[Stored entries]

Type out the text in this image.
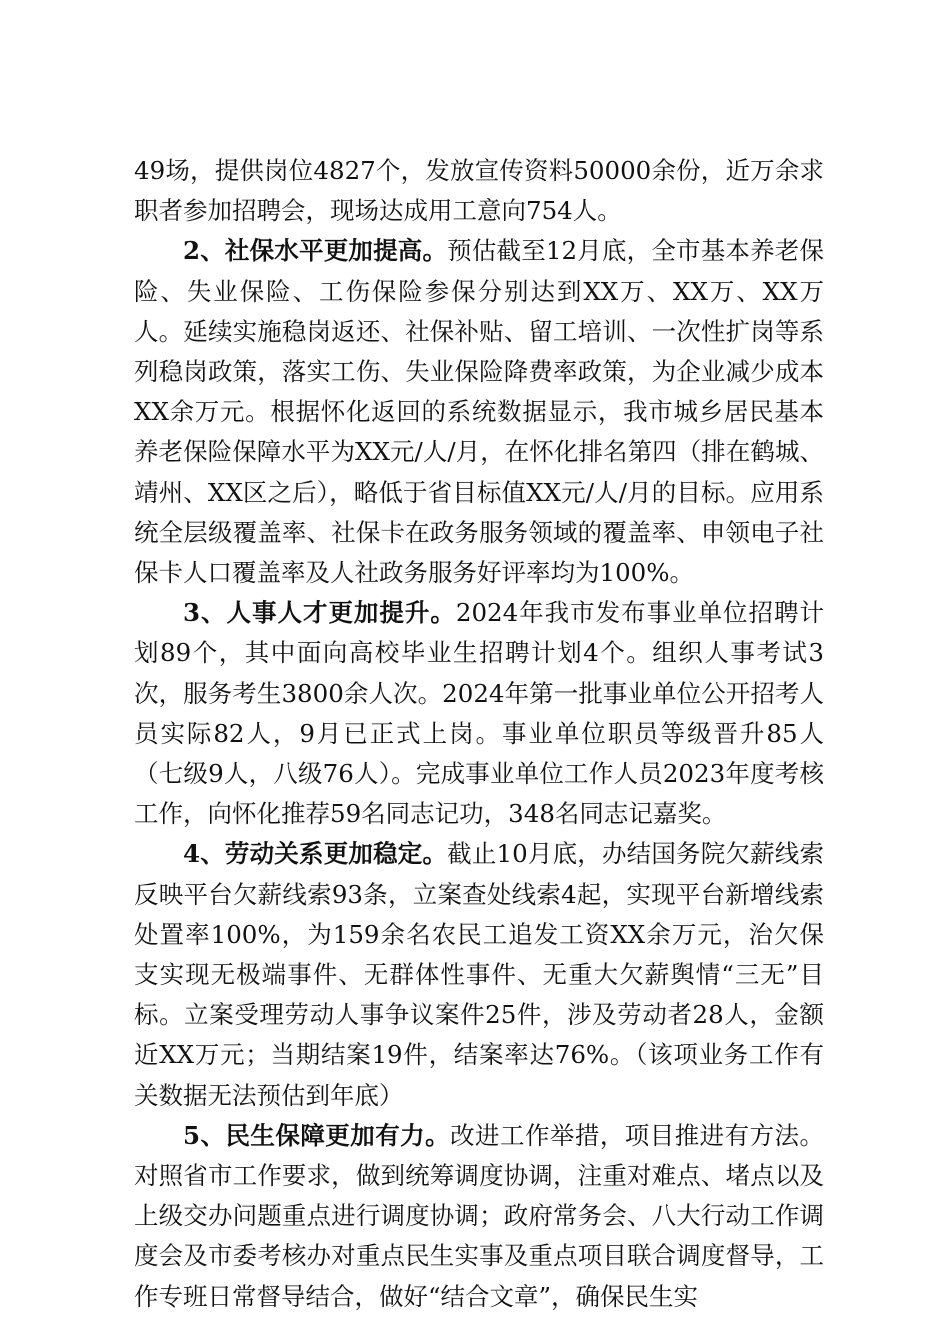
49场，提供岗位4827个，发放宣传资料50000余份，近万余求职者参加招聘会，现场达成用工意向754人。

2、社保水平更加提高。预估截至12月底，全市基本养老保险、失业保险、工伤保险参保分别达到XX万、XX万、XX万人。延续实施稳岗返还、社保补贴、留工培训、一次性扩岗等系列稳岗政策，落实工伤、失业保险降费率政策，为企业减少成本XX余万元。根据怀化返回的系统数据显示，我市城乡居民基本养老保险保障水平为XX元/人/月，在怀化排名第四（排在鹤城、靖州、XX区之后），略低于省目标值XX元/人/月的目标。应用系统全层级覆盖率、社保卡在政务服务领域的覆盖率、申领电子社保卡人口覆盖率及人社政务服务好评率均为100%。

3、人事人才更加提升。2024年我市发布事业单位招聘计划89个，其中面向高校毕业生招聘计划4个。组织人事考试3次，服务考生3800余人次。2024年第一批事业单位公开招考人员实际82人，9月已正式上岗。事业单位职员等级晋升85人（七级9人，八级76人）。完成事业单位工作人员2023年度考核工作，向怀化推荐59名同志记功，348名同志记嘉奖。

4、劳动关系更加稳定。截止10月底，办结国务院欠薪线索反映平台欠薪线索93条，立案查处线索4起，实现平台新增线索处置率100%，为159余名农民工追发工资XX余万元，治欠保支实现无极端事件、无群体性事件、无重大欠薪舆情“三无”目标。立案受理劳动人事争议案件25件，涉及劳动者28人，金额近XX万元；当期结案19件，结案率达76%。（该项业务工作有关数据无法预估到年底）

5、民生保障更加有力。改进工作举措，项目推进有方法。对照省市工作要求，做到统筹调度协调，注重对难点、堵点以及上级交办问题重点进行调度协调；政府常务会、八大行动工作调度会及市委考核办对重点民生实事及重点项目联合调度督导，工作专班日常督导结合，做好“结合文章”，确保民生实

Written request: Give back all entries exactly. No pictures belong in the copy.

Exercise response:
Type out the text in this image.
49场，提供岗位4827个，发放宣传资料50000余份，近万余求职者参加招聘会，现场达成用工意向754人。

2、社保水平更加提高。预估截至12月底，全市基本养老保险、失业保险、工伤保险参保分别达到XX万、XX万、XX万人。延续实施稳岗返还、社保补贴、留工培训、一次性扩岗等系列稳岗政策，落实工伤、失业保险降费率政策，为企业减少成本XX余万元。根据怀化返回的系统数据显示，我市城乡居民基本养老保险保障水平为XX元/人/月，在怀化排名第四（排在鹤城、靖州、XX区之后），略低于省目标值XX元/人/月的目标。应用系统全层级覆盖率、社保卡在政务服务领域的覆盖率、申领电子社保卡人口覆盖率及人社政务服务好评率均为100%。

3、人事人才更加提升。2024年我市发布事业单位招聘计划89个，其中面向高校毕业生招聘计划4个。组织人事考试3次，服务考生3800余人次。2024年第一批事业单位公开招考人员实际82人，9月已正式上岗。事业单位职员等级晋升85人（七级9人，八级76人）。完成事业单位工作人员2023年度考核工作，向怀化推荐59名同志记功，348名同志记嘉奖。

4、劳动关系更加稳定。截止10月底，办结国务院欠薪线索反映平台欠薪线索93条，立案查处线索4起，实现平台新增线索处置率100%，为159余名农民工追发工资XX余万元，治欠保支实现无极端事件、无群体性事件、无重大欠薪舆情“三无”目标。立案受理劳动人事争议案件25件，涉及劳动者28人，金额近XX万元；当期结案19件，结案率达76%。（该项业务工作有关数据无法预估到年底）

5、民生保障更加有力。改进工作举措，项目推进有方法。对照省市工作要求，做到统筹调度协调，注重对难点、堵点以及上级交办问题重点进行调度协调；政府常务会、八大行动工作调度会及市委考核办对重点民生实事及重点项目联合调度督导，工作专班日常督导结合，做好“结合文章”，确保民生实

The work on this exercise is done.